## BEGIN Data excerpts
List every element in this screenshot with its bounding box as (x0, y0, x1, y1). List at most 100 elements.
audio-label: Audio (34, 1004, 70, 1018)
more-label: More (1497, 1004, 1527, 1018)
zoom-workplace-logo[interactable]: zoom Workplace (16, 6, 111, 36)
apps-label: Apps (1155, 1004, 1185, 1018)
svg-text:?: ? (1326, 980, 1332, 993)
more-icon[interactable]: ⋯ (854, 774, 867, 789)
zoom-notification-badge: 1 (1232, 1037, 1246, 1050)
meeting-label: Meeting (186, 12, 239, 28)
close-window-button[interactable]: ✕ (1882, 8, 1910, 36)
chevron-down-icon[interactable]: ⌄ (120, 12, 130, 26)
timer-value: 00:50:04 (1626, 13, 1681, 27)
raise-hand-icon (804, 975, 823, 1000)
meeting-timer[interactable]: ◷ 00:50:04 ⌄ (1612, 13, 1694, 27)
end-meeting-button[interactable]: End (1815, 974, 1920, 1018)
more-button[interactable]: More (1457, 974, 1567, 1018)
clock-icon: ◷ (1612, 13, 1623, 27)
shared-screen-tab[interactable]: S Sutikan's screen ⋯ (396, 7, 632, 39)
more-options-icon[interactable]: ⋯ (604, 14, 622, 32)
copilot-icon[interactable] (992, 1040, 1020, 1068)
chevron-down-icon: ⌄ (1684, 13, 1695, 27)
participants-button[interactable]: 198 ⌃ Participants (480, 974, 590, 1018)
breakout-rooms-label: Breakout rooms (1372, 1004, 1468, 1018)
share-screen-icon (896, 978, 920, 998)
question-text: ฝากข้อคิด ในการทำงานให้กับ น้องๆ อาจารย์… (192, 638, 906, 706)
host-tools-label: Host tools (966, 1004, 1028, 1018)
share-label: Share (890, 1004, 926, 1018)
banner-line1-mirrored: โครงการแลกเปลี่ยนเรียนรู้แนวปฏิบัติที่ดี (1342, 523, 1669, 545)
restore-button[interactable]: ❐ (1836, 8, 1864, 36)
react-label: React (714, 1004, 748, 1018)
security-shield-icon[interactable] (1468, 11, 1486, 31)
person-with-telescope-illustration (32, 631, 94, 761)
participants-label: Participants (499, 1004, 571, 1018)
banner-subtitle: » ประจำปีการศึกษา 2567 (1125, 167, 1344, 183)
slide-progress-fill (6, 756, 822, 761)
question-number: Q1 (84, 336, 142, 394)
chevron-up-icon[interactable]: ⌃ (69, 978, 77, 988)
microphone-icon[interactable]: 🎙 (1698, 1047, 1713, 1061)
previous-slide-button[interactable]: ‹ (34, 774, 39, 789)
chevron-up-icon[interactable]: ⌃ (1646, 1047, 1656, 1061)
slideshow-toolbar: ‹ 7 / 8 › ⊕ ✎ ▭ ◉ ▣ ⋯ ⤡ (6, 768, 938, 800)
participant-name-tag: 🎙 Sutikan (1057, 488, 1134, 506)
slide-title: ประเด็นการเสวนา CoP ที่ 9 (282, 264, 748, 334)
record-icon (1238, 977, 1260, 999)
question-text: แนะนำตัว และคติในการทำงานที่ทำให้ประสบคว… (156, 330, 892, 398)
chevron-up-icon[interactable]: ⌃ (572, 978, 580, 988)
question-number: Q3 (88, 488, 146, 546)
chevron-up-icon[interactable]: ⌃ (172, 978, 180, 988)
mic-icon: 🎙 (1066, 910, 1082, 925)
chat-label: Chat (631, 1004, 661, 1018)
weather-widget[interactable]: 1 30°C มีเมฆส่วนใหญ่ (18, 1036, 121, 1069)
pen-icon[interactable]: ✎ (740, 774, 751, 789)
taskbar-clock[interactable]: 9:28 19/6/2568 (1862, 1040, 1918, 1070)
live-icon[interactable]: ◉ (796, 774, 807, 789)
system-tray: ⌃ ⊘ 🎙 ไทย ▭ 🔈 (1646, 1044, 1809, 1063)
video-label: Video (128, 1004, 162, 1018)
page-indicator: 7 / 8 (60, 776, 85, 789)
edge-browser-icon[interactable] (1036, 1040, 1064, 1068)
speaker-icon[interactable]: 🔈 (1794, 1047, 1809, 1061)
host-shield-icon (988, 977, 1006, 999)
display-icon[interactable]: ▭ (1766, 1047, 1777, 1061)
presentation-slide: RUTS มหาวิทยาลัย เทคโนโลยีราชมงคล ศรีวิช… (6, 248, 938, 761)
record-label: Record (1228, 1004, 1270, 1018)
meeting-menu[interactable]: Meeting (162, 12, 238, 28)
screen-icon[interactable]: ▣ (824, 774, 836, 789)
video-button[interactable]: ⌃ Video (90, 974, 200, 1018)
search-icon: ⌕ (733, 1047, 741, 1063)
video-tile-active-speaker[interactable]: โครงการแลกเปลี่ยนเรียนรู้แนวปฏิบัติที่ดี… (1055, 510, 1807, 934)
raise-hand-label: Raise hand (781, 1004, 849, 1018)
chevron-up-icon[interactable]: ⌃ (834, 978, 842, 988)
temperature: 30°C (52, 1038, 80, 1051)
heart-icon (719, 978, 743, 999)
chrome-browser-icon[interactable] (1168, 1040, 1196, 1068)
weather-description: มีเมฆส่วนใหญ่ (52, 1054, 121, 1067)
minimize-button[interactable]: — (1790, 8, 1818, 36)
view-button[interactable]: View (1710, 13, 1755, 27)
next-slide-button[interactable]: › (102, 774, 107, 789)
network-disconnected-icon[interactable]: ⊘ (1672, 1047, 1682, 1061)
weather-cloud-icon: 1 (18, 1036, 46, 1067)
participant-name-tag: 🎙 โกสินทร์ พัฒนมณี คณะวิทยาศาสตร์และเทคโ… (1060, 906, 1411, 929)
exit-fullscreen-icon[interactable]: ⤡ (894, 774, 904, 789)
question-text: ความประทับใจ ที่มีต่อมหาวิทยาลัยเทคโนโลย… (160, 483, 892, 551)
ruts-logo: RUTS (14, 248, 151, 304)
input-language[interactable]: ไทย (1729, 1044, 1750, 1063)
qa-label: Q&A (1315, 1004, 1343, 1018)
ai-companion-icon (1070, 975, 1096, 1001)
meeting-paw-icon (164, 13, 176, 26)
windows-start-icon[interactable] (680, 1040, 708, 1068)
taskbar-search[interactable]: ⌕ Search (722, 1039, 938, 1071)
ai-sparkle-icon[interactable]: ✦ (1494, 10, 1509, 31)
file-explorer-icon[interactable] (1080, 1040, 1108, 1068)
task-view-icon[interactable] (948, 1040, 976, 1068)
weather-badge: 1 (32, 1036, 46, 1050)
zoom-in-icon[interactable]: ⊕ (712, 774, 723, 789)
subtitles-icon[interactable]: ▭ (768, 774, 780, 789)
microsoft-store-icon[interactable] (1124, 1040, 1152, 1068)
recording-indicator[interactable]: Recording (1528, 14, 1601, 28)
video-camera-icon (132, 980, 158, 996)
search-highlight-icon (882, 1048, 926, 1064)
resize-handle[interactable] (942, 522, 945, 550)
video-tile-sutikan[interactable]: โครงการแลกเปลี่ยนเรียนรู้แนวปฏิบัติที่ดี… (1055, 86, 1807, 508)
## END Data excerpts
◆ **Goal**
Arrange every line of the material above as a Markdown table with the columns "Row" and "Line", numbering each row and leaving out blank lines.

◆ **Written answer**
| Row | Line |
|---|---|
| 1 | List every element in this screenshot with its bounding box as (x0, y0, x1, y1). List at most 100 elements. |
| 2 | audio-label: Audio (34, 1004, 70, 1018) |
| 3 | more-label: More (1497, 1004, 1527, 1018) |
| 4 | zoom-workplace-logo[interactable]: zoom Workplace (16, 6, 111, 36) |
| 5 | apps-label: Apps (1155, 1004, 1185, 1018) |
| 6 | svg-text:?: ? (1326, 980, 1332, 993) |
| 7 | more-icon[interactable]: ⋯ (854, 774, 867, 789) |
| 8 | zoom-notification-badge: 1 (1232, 1037, 1246, 1050) |
| 9 | meeting-label: Meeting (186, 12, 239, 28) |
| 10 | close-window-button[interactable]: ✕ (1882, 8, 1910, 36) |
| 11 | chevron-down-icon[interactable]: ⌄ (120, 12, 130, 26) |
| 12 | timer-value: 00:50:04 (1626, 13, 1681, 27) |
| 13 | raise-hand-icon (804, 975, 823, 1000) |
| 14 | meeting-timer[interactable]: ◷ 00:50:04 ⌄ (1612, 13, 1694, 27) |
| 15 | end-meeting-button[interactable]: End (1815, 974, 1920, 1018) |
| 16 | more-button[interactable]: More (1457, 974, 1567, 1018) |
| 17 | clock-icon: ◷ (1612, 13, 1623, 27) |
| 18 | shared-screen-tab[interactable]: S Sutikan's screen ⋯ (396, 7, 632, 39) |
| 19 | more-options-icon[interactable]: ⋯ (604, 14, 622, 32) |
| 20 | copilot-icon[interactable] (992, 1040, 1020, 1068) |
| 21 | chevron-down-icon: ⌄ (1684, 13, 1695, 27) |
| 22 | participants-button[interactable]: 198 ⌃ Participants (480, 974, 590, 1018) |
| 23 | breakout-rooms-label: Breakout rooms (1372, 1004, 1468, 1018) |
| 24 | share-screen-icon (896, 978, 920, 998) |
| 25 | question-text: ฝากข้อคิด ในการทำงานให้กับ น้องๆ อาจารย์… (192, 638, 906, 706) |
| 26 | host-tools-label: Host tools (966, 1004, 1028, 1018) |
| 27 | share-label: Share (890, 1004, 926, 1018) |
| 28 | banner-line1-mirrored: โครงการแลกเปลี่ยนเรียนรู้แนวปฏิบัติที่ดี (1342, 523, 1669, 545) |
| 29 | restore-button[interactable]: ❐ (1836, 8, 1864, 36) |
| 30 | react-label: React (714, 1004, 748, 1018) |
| 31 | security-shield-icon[interactable] (1468, 11, 1486, 31) |
| 32 | person-with-telescope-illustration (32, 631, 94, 761) |
| 33 | participants-label: Participants (499, 1004, 571, 1018) |
| 34 | banner-subtitle: » ประจำปีการศึกษา 2567 (1125, 167, 1344, 183) |
| 35 | slide-progress-fill (6, 756, 822, 761) |
| 36 | question-number: Q1 (84, 336, 142, 394) |
| 37 | chevron-up-icon[interactable]: ⌃ (69, 978, 77, 988) |
| 38 | microphone-icon[interactable]: 🎙 (1698, 1047, 1713, 1061) |
| 39 | previous-slide-button[interactable]: ‹ (34, 774, 39, 789) |
| 40 | chevron-up-icon[interactable]: ⌃ (1646, 1047, 1656, 1061) |
| 41 | slideshow-toolbar: ‹ 7 / 8 › ⊕ ✎ ▭ ◉ ▣ ⋯ ⤡ (6, 768, 938, 800) |
| 42 | participant-name-tag: 🎙 Sutikan (1057, 488, 1134, 506) |
| 43 | slide-title: ประเด็นการเสวนา CoP ที่ 9 (282, 264, 748, 334) |
| 44 | record-icon (1238, 977, 1260, 999) |
| 45 | question-text: แนะนำตัว และคติในการทำงานที่ทำให้ประสบคว… (156, 330, 892, 398) |
| 46 | chevron-up-icon[interactable]: ⌃ (572, 978, 580, 988) |
| 47 | question-number: Q3 (88, 488, 146, 546) |
| 48 | chevron-up-icon[interactable]: ⌃ (172, 978, 180, 988) |
| 49 | mic-icon: 🎙 (1066, 910, 1082, 925) |
| 50 | chat-label: Chat (631, 1004, 661, 1018) |
| 51 | weather-widget[interactable]: 1 30°C มีเมฆส่วนใหญ่ (18, 1036, 121, 1069) |
| 52 | pen-icon[interactable]: ✎ (740, 774, 751, 789) |
| 53 | taskbar-clock[interactable]: 9:28 19/6/2568 (1862, 1040, 1918, 1070) |
| 54 | live-icon[interactable]: ◉ (796, 774, 807, 789) |
| 55 | system-tray: ⌃ ⊘ 🎙 ไทย ▭ 🔈 (1646, 1044, 1809, 1063) |
| 56 | video-label: Video (128, 1004, 162, 1018) |
| 57 | page-indicator: 7 / 8 (60, 776, 85, 789) |
| 58 | edge-browser-icon[interactable] (1036, 1040, 1064, 1068) |
| 59 | speaker-icon[interactable]: 🔈 (1794, 1047, 1809, 1061) |
| 60 | host-shield-icon (988, 977, 1006, 999) |
| 61 | display-icon[interactable]: ▭ (1766, 1047, 1777, 1061) |
| 62 | presentation-slide: RUTS มหาวิทยาลัย เทคโนโลยีราชมงคล ศรีวิช… (6, 248, 938, 761) |
| 63 | record-label: Record (1228, 1004, 1270, 1018) |
| 64 | meeting-menu[interactable]: Meeting (162, 12, 238, 28) |
| 65 | screen-icon[interactable]: ▣ (824, 774, 836, 789) |
| 66 | video-button[interactable]: ⌃ Video (90, 974, 200, 1018) |
| 67 | search-icon: ⌕ (733, 1047, 741, 1063) |
| 68 | video-tile-active-speaker[interactable]: โครงการแลกเปลี่ยนเรียนรู้แนวปฏิบัติที่ดี… (1055, 510, 1807, 934) |
| 69 | raise-hand-label: Raise hand (781, 1004, 849, 1018) |
| 70 | chevron-up-icon[interactable]: ⌃ (834, 978, 842, 988) |
| 71 | temperature: 30°C (52, 1038, 80, 1051) |
| 72 | heart-icon (719, 978, 743, 999) |
| 73 | chrome-browser-icon[interactable] (1168, 1040, 1196, 1068) |
| 74 | weather-description: มีเมฆส่วนใหญ่ (52, 1054, 121, 1067) |
| 75 | minimize-button[interactable]: — (1790, 8, 1818, 36) |
| 76 | view-button[interactable]: View (1710, 13, 1755, 27) |
| 77 | next-slide-button[interactable]: › (102, 774, 107, 789) |
| 78 | network-disconnected-icon[interactable]: ⊘ (1672, 1047, 1682, 1061) |
| 79 | weather-cloud-icon: 1 (18, 1036, 46, 1067) |
| 80 | participant-name-tag: 🎙 โกสินทร์ พัฒนมณี คณะวิทยาศาสตร์และเทคโ… (1060, 906, 1411, 929) |
| 81 | exit-fullscreen-icon[interactable]: ⤡ (894, 774, 904, 789) |
| 82 | question-text: ความประทับใจ ที่มีต่อมหาวิทยาลัยเทคโนโลย… (160, 483, 892, 551) |
| 83 | ruts-logo: RUTS (14, 248, 151, 304) |
| 84 | input-language[interactable]: ไทย (1729, 1044, 1750, 1063) |
| 85 | qa-label: Q&A (1315, 1004, 1343, 1018) |
| 86 | ai-companion-icon (1070, 975, 1096, 1001) |
| 87 | meeting-paw-icon (164, 13, 176, 26) |
| 88 | windows-start-icon[interactable] (680, 1040, 708, 1068) |
| 89 | taskbar-search[interactable]: ⌕ Search (722, 1039, 938, 1071) |
| 90 | ai-sparkle-icon[interactable]: ✦ (1494, 10, 1509, 31) |
| 91 | file-explorer-icon[interactable] (1080, 1040, 1108, 1068) |
| 92 | task-view-icon[interactable] (948, 1040, 976, 1068) |
| 93 | weather-badge: 1 (32, 1036, 46, 1050) |
| 94 | zoom-in-icon[interactable]: ⊕ (712, 774, 723, 789) |
| 95 | subtitles-icon[interactable]: ▭ (768, 774, 780, 789) |
| 96 | microsoft-store-icon[interactable] (1124, 1040, 1152, 1068) |
| 97 | recording-indicator[interactable]: Recording (1528, 14, 1601, 28) |
| 98 | video-camera-icon (132, 980, 158, 996) |
| 99 | search-highlight-icon (882, 1048, 926, 1064) |
| 100 | resize-handle[interactable] (942, 522, 945, 550) |
| 101 | video-tile-sutikan[interactable]: โครงการแลกเปลี่ยนเรียนรู้แนวปฏิบัติที่ดี… (1055, 86, 1807, 508) |